---------- Data shown

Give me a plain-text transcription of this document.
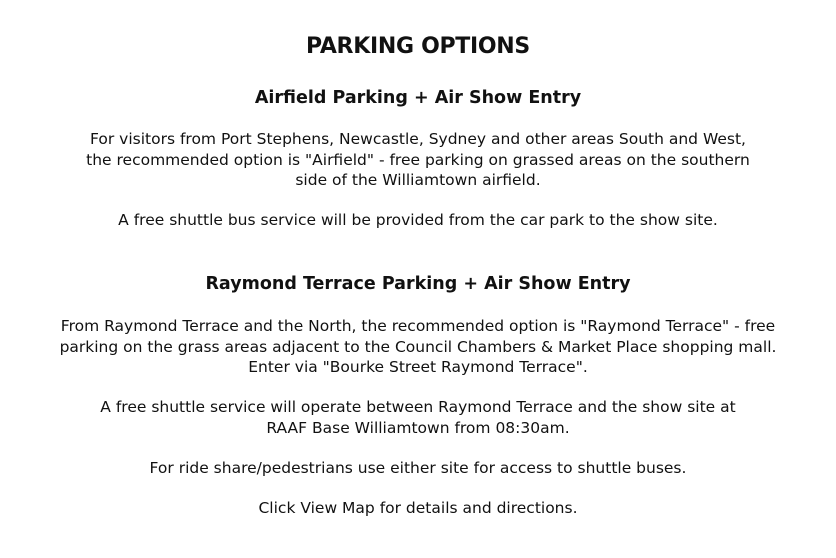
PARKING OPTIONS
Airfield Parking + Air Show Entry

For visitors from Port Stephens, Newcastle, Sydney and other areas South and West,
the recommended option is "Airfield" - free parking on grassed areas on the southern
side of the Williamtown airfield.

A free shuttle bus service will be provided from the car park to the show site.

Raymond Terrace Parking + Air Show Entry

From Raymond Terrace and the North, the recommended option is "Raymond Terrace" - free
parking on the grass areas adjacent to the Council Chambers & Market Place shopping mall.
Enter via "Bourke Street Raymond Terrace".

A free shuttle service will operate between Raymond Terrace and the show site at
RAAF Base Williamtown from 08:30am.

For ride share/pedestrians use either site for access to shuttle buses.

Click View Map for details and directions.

--------------------
---------- Data shown

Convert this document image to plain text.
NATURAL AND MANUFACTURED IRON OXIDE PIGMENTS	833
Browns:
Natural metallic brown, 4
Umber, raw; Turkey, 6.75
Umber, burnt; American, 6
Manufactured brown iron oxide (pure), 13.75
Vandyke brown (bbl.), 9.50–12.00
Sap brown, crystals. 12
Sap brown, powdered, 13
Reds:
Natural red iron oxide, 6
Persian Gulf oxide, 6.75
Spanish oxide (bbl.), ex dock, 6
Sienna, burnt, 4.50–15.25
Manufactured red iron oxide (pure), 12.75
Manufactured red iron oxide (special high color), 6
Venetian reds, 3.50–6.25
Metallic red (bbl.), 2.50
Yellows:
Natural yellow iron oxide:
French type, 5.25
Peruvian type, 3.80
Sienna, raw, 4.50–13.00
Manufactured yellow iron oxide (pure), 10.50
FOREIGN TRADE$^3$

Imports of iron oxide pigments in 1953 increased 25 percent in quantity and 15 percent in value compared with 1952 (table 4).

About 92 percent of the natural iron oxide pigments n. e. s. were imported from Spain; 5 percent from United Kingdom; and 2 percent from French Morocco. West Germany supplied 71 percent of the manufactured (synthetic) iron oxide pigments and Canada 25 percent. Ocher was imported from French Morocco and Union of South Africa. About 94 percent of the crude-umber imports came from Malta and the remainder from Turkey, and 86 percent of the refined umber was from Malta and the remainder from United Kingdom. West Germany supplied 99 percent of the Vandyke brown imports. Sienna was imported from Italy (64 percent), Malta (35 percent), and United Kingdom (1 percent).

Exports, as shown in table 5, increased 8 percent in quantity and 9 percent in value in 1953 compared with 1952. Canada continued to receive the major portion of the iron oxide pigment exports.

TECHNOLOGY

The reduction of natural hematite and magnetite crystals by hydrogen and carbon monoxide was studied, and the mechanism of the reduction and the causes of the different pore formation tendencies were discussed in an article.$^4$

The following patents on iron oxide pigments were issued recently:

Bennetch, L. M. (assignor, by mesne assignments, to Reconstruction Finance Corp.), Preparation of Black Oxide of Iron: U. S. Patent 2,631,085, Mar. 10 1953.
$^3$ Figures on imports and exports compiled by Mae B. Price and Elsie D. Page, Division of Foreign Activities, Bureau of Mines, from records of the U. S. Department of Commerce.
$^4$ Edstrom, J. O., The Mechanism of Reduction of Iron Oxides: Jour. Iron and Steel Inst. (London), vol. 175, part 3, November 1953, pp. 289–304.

--------------------

* Short problem *
Which lines of the material contain the string "plain"? List each of them.

* Written answer *
Give me a plain-text transcription of this document.
Convert this document image to plain text.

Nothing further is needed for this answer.